## BEGIN DATASET EXCERPTS

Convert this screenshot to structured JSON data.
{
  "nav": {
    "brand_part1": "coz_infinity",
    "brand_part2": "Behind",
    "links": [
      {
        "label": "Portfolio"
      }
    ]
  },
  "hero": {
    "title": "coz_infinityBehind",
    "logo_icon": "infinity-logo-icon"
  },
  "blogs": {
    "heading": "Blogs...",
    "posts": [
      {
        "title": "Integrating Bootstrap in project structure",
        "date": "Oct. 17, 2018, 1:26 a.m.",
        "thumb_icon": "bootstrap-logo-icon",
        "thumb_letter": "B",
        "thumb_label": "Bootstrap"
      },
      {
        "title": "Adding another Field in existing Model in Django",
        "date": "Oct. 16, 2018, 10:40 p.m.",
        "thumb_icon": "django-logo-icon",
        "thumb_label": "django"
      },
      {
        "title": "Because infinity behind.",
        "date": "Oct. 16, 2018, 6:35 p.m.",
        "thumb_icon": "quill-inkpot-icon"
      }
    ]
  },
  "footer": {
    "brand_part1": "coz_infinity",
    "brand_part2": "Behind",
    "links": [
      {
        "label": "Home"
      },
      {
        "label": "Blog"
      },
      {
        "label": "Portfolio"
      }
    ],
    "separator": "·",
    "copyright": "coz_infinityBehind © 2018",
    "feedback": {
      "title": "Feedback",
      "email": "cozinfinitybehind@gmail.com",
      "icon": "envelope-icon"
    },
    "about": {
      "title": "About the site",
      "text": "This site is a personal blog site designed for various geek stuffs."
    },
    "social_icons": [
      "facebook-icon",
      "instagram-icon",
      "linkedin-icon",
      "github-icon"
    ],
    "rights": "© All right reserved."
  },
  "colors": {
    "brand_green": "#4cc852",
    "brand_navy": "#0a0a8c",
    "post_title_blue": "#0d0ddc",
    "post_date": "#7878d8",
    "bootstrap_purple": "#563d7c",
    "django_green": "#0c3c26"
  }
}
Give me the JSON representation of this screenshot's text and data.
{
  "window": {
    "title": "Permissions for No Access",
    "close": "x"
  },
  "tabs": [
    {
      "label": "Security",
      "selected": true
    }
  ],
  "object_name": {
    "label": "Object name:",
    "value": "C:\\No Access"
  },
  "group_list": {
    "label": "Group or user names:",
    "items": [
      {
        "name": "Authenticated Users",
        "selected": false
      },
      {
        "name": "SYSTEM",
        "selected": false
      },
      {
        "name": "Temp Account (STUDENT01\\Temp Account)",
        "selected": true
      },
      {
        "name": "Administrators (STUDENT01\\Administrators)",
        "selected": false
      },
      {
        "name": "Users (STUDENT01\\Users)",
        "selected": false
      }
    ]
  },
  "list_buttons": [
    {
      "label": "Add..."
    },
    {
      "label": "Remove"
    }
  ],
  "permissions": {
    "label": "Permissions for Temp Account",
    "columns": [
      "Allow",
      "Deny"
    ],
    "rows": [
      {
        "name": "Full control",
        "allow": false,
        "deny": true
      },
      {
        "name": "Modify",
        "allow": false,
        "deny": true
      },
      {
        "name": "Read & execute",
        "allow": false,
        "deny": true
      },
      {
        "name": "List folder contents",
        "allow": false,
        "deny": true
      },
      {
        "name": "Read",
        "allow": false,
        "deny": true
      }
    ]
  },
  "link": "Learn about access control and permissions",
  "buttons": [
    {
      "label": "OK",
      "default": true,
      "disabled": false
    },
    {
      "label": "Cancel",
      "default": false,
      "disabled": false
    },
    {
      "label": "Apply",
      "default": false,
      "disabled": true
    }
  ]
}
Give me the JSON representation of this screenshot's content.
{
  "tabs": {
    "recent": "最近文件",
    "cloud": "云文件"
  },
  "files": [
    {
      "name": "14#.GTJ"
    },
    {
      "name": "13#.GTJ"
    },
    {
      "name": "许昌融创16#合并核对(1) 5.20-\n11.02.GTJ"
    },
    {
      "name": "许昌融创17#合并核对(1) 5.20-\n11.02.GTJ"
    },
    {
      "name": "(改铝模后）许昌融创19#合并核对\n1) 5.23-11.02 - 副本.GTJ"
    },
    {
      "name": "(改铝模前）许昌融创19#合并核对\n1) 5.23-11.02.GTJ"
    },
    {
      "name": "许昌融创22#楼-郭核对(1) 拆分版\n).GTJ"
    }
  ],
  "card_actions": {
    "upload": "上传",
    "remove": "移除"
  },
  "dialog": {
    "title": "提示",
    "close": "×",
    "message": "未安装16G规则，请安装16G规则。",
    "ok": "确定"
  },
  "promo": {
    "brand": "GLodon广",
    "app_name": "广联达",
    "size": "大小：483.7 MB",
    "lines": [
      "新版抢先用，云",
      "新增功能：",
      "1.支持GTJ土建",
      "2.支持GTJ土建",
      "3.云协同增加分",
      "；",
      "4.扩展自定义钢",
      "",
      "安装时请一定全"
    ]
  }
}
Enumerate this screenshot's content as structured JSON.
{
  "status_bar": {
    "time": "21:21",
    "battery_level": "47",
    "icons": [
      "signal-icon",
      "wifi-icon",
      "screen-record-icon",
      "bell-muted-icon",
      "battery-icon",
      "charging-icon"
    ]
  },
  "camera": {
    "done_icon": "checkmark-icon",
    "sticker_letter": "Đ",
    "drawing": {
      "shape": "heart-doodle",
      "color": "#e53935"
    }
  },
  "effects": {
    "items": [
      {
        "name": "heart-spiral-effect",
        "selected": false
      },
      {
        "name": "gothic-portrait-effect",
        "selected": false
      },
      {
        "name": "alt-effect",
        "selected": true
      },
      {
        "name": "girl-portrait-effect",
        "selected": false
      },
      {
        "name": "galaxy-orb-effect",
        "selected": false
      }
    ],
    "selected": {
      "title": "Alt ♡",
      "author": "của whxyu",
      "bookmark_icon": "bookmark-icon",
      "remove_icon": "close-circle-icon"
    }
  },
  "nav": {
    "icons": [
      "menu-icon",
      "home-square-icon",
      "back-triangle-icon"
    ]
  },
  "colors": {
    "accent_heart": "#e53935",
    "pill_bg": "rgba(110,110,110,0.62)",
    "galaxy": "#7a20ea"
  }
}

## END DATASET EXCERPTS

WHAT IS NEEDED: Your task is to repeat every line exactly.

COMPLETE RESPONSE:
Convert this screenshot to structured JSON data.
{
  "nav": {
    "brand_part1": "coz_infinity",
    "brand_part2": "Behind",
    "links": [
      {
        "label": "Portfolio"
      }
    ]
  },
  "hero": {
    "title": "coz_infinityBehind",
    "logo_icon": "infinity-logo-icon"
  },
  "blogs": {
    "heading": "Blogs...",
    "posts": [
      {
        "title": "Integrating Bootstrap in project structure",
        "date": "Oct. 17, 2018, 1:26 a.m.",
        "thumb_icon": "bootstrap-logo-icon",
        "thumb_letter": "B",
        "thumb_label": "Bootstrap"
      },
      {
        "title": "Adding another Field in existing Model in Django",
        "date": "Oct. 16, 2018, 10:40 p.m.",
        "thumb_icon": "django-logo-icon",
        "thumb_label": "django"
      },
      {
        "title": "Because infinity behind.",
        "date": "Oct. 16, 2018, 6:35 p.m.",
        "thumb_icon": "quill-inkpot-icon"
      }
    ]
  },
  "footer": {
    "brand_part1": "coz_infinity",
    "brand_part2": "Behind",
    "links": [
      {
        "label": "Home"
      },
      {
        "label": "Blog"
      },
      {
        "label": "Portfolio"
      }
    ],
    "separator": "·",
    "copyright": "coz_infinityBehind © 2018",
    "feedback": {
      "title": "Feedback",
      "email": "cozinfinitybehind@gmail.com",
      "icon": "envelope-icon"
    },
    "about": {
      "title": "About the site",
      "text": "This site is a personal blog site designed for various geek stuffs."
    },
    "social_icons": [
      "facebook-icon",
      "instagram-icon",
      "linkedin-icon",
      "github-icon"
    ],
    "rights": "© All right reserved."
  },
  "colors": {
    "brand_green": "#4cc852",
    "brand_navy": "#0a0a8c",
    "post_title_blue": "#0d0ddc",
    "post_date": "#7878d8",
    "bootstrap_purple": "#563d7c",
    "django_green": "#0c3c26"
  }
}
Give me the JSON representation of this screenshot's text and data.
{
  "window": {
    "title": "Permissions for No Access",
    "close": "x"
  },
  "tabs": [
    {
      "label": "Security",
      "selected": true
    }
  ],
  "object_name": {
    "label": "Object name:",
    "value": "C:\\No Access"
  },
  "group_list": {
    "label": "Group or user names:",
    "items": [
      {
        "name": "Authenticated Users",
        "selected": false
      },
      {
        "name": "SYSTEM",
        "selected": false
      },
      {
        "name": "Temp Account (STUDENT01\\Temp Account)",
        "selected": true
      },
      {
        "name": "Administrators (STUDENT01\\Administrators)",
        "selected": false
      },
      {
        "name": "Users (STUDENT01\\Users)",
        "selected": false
      }
    ]
  },
  "list_buttons": [
    {
      "label": "Add..."
    },
    {
      "label": "Remove"
    }
  ],
  "permissions": {
    "label": "Permissions for Temp Account",
    "columns": [
      "Allow",
      "Deny"
    ],
    "rows": [
      {
        "name": "Full control",
        "allow": false,
        "deny": true
      },
      {
        "name": "Modify",
        "allow": false,
        "deny": true
      },
      {
        "name": "Read & execute",
        "allow": false,
        "deny": true
      },
      {
        "name": "List folder contents",
        "allow": false,
        "deny": true
      },
      {
        "name": "Read",
        "allow": false,
        "deny": true
      }
    ]
  },
  "link": "Learn about access control and permissions",
  "buttons": [
    {
      "label": "OK",
      "default": true,
      "disabled": false
    },
    {
      "label": "Cancel",
      "default": false,
      "disabled": false
    },
    {
      "label": "Apply",
      "default": false,
      "disabled": true
    }
  ]
}
Give me the JSON representation of this screenshot's content.
{
  "tabs": {
    "recent": "最近文件",
    "cloud": "云文件"
  },
  "files": [
    {
      "name": "14#.GTJ"
    },
    {
      "name": "13#.GTJ"
    },
    {
      "name": "许昌融创16#合并核对(1) 5.20-\n11.02.GTJ"
    },
    {
      "name": "许昌融创17#合并核对(1) 5.20-\n11.02.GTJ"
    },
    {
      "name": "(改铝模后）许昌融创19#合并核对\n1) 5.23-11.02 - 副本.GTJ"
    },
    {
      "name": "(改铝模前）许昌融创19#合并核对\n1) 5.23-11.02.GTJ"
    },
    {
      "name": "许昌融创22#楼-郭核对(1) 拆分版\n).GTJ"
    }
  ],
  "card_actions": {
    "upload": "上传",
    "remove": "移除"
  },
  "dialog": {
    "title": "提示",
    "close": "×",
    "message": "未安装16G规则，请安装16G规则。",
    "ok": "确定"
  },
  "promo": {
    "brand": "GLodon广",
    "app_name": "广联达",
    "size": "大小：483.7 MB",
    "lines": [
      "新版抢先用，云",
      "新增功能：",
      "1.支持GTJ土建",
      "2.支持GTJ土建",
      "3.云协同增加分",
      "；",
      "4.扩展自定义钢",
      "",
      "安装时请一定全"
    ]
  }
}
Enumerate this screenshot's content as structured JSON.
{
  "status_bar": {
    "time": "21:21",
    "battery_level": "47",
    "icons": [
      "signal-icon",
      "wifi-icon",
      "screen-record-icon",
      "bell-muted-icon",
      "battery-icon",
      "charging-icon"
    ]
  },
  "camera": {
    "done_icon": "checkmark-icon",
    "sticker_letter": "Đ",
    "drawing": {
      "shape": "heart-doodle",
      "color": "#e53935"
    }
  },
  "effects": {
    "items": [
      {
        "name": "heart-spiral-effect",
        "selected": false
      },
      {
        "name": "gothic-portrait-effect",
        "selected": false
      },
      {
        "name": "alt-effect",
        "selected": true
      },
      {
        "name": "girl-portrait-effect",
        "selected": false
      },
      {
        "name": "galaxy-orb-effect",
        "selected": false
      }
    ],
    "selected": {
      "title": "Alt ♡",
      "author": "của whxyu",
      "bookmark_icon": "bookmark-icon",
      "remove_icon": "close-circle-icon"
    }
  },
  "nav": {
    "icons": [
      "menu-icon",
      "home-square-icon",
      "back-triangle-icon"
    ]
  },
  "colors": {
    "accent_heart": "#e53935",
    "pill_bg": "rgba(110,110,110,0.62)",
    "galaxy": "#7a20ea"
  }
}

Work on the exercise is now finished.